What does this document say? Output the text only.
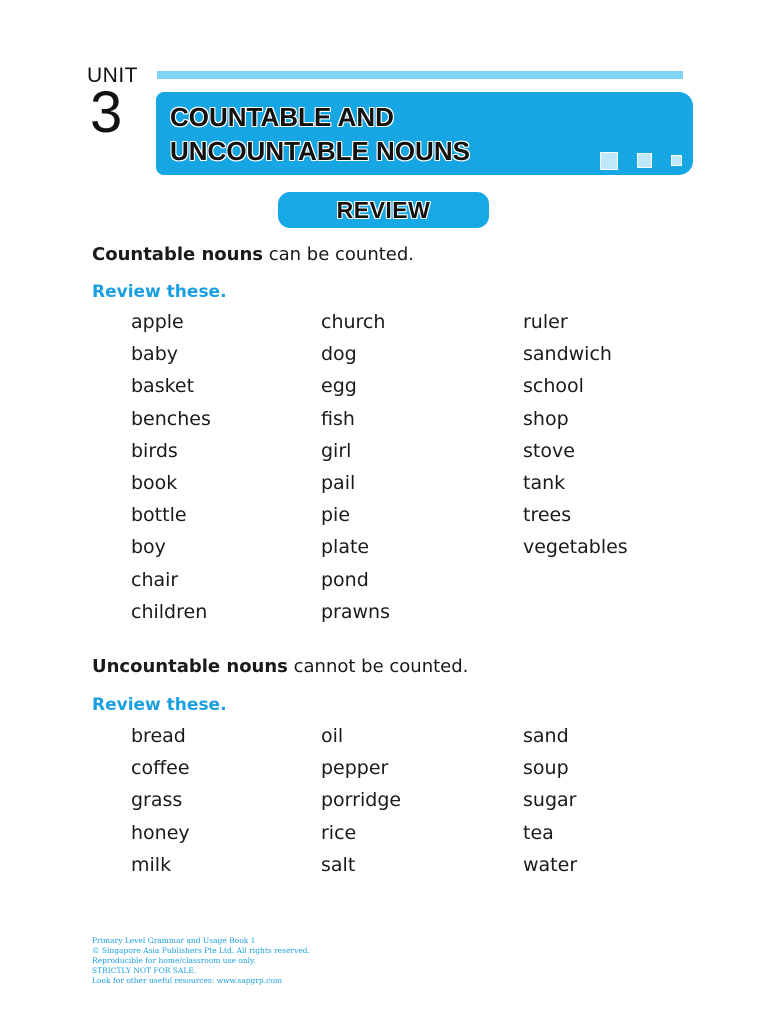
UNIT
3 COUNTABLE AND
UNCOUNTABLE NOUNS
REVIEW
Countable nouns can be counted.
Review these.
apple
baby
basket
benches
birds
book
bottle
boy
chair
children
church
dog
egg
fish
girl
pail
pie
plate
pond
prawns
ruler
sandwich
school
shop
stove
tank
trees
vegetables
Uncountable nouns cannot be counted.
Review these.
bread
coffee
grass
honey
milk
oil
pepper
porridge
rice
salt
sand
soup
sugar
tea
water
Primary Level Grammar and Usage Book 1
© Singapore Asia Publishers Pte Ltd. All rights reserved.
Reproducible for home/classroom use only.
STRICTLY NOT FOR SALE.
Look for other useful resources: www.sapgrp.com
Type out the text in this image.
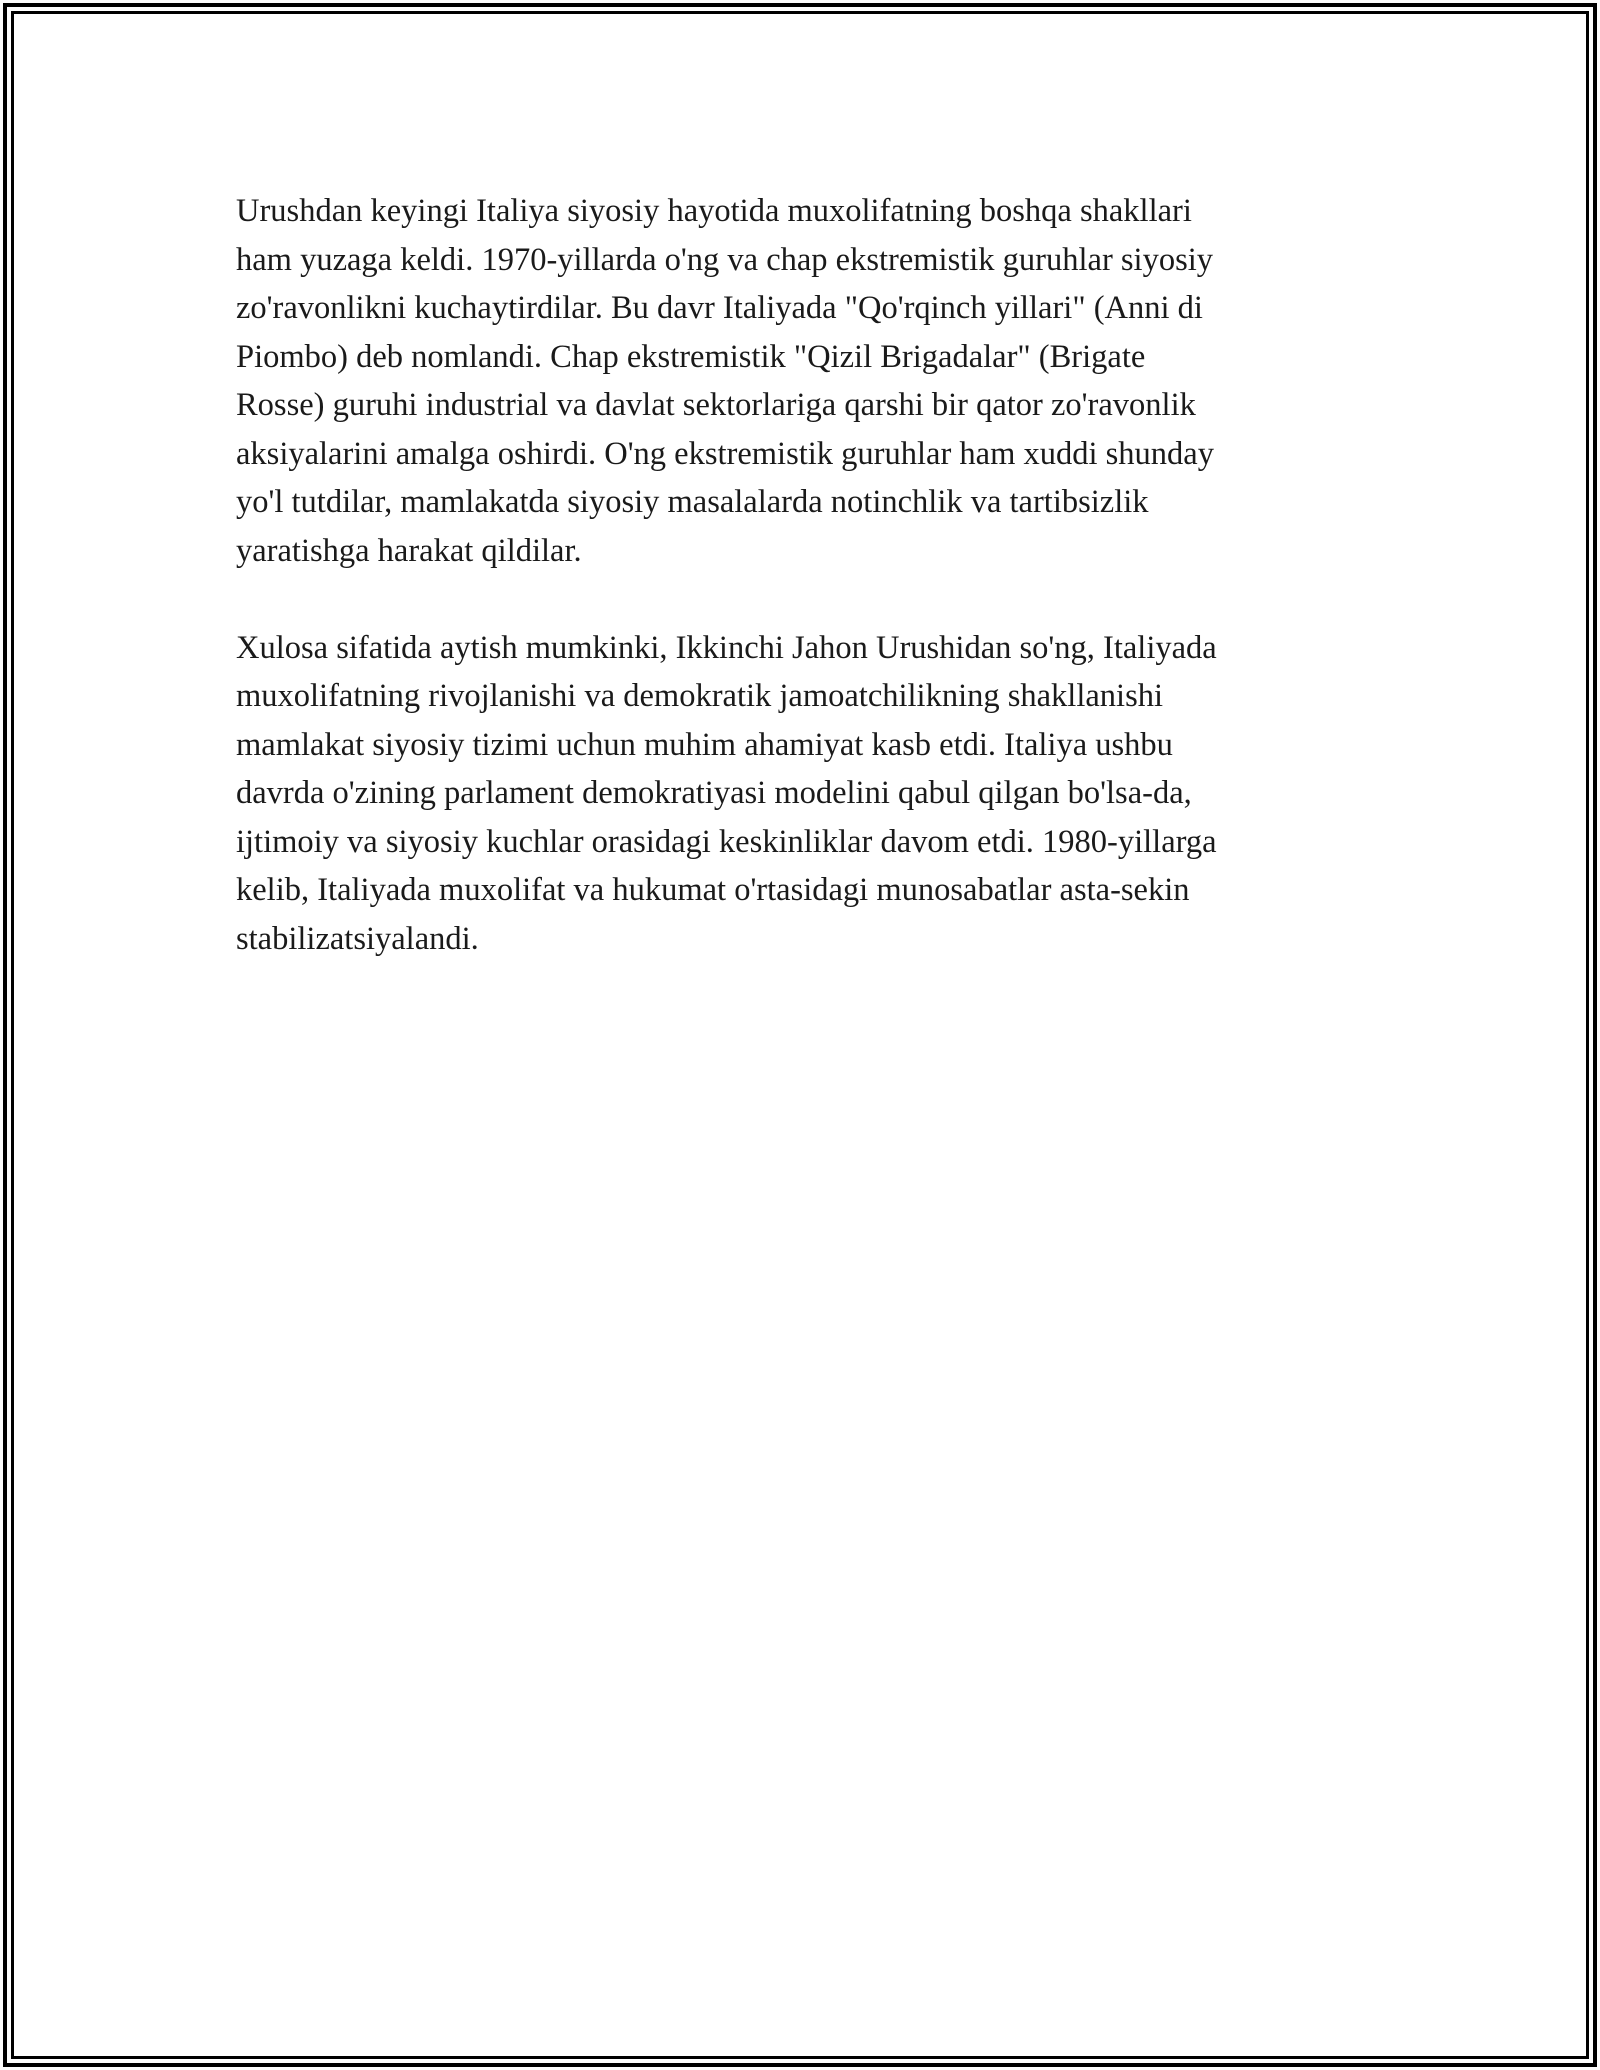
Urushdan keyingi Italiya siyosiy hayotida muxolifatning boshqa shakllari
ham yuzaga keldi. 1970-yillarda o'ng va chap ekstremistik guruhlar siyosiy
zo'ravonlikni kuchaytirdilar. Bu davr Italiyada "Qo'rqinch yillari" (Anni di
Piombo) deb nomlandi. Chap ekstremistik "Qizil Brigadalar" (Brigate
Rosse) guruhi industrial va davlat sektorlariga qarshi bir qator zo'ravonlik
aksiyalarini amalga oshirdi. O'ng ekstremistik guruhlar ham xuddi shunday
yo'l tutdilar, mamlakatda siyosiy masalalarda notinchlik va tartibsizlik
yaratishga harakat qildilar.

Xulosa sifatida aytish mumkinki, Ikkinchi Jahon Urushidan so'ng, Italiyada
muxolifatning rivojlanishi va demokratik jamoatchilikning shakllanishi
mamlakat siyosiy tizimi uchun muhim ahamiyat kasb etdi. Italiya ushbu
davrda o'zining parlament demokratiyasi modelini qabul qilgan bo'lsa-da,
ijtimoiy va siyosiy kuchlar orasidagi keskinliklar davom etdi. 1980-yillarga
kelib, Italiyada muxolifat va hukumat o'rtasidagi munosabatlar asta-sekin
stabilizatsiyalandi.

—————

# Requirement:
Without including any pictures, reproduce the listing exactly.

# Reply to the task:
What does this document say? Output the text only.
UNIT
3 COUNTABLE AND
UNCOUNTABLE NOUNS
REVIEW
Countable nouns can be counted.
Review these.
apple
baby
basket
benches
birds
book
bottle
boy
chair
children
church
dog
egg
fish
girl
pail
pie
plate
pond
prawns
ruler
sandwich
school
shop
stove
tank
trees
vegetables
Uncountable nouns cannot be counted.
Review these.
bread
coffee
grass
honey
milk
oil
pepper
porridge
rice
salt
sand
soup
sugar
tea
water
Primary Level Grammar and Usage Book 1
© Singapore Asia Publishers Pte Ltd. All rights reserved.
Reproducible for home/classroom use only.
STRICTLY NOT FOR SALE.
Look for other useful resources: www.sapgrp.com
Type out the text in this image.
Urushdan keyingi Italiya siyosiy hayotida muxolifatning boshqa shakllari
ham yuzaga keldi. 1970-yillarda o'ng va chap ekstremistik guruhlar siyosiy
zo'ravonlikni kuchaytirdilar. Bu davr Italiyada "Qo'rqinch yillari" (Anni di
Piombo) deb nomlandi. Chap ekstremistik "Qizil Brigadalar" (Brigate
Rosse) guruhi industrial va davlat sektorlariga qarshi bir qator zo'ravonlik
aksiyalarini amalga oshirdi. O'ng ekstremistik guruhlar ham xuddi shunday
yo'l tutdilar, mamlakatda siyosiy masalalarda notinchlik va tartibsizlik
yaratishga harakat qildilar.

Xulosa sifatida aytish mumkinki, Ikkinchi Jahon Urushidan so'ng, Italiyada
muxolifatning rivojlanishi va demokratik jamoatchilikning shakllanishi
mamlakat siyosiy tizimi uchun muhim ahamiyat kasb etdi. Italiya ushbu
davrda o'zining parlament demokratiyasi modelini qabul qilgan bo'lsa-da,
ijtimoiy va siyosiy kuchlar orasidagi keskinliklar davom etdi. 1980-yillarga
kelib, Italiyada muxolifat va hukumat o'rtasidagi munosabatlar asta-sekin
stabilizatsiyalandi.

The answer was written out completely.